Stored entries
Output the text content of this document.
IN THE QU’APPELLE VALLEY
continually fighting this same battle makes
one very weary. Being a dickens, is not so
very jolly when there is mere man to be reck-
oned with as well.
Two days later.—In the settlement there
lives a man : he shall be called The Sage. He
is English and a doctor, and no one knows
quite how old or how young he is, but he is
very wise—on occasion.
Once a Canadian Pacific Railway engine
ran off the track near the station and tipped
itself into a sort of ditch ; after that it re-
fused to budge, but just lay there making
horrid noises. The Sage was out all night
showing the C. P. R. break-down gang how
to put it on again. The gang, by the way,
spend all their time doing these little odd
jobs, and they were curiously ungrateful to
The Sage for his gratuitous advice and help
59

> _Exercise_
Repeat the records above exactly, from the first line to the last.

> _Exercise answer_
Output the text content of this document.
IN THE QU’APPELLE VALLEY
continually fighting this same battle makes
one very weary. Being a dickens, is not so
very jolly when there is mere man to be reck-
oned with as well.
Two days later.—In the settlement there
lives a man : he shall be called The Sage. He
is English and a doctor, and no one knows
quite how old or how young he is, but he is
very wise—on occasion.
Once a Canadian Pacific Railway engine
ran off the track near the station and tipped
itself into a sort of ditch ; after that it re-
fused to budge, but just lay there making
horrid noises. The Sage was out all night
showing the C. P. R. break-down gang how
to put it on again. The gang, by the way,
spend all their time doing these little odd
jobs, and they were curiously ungrateful to
The Sage for his gratuitous advice and help
59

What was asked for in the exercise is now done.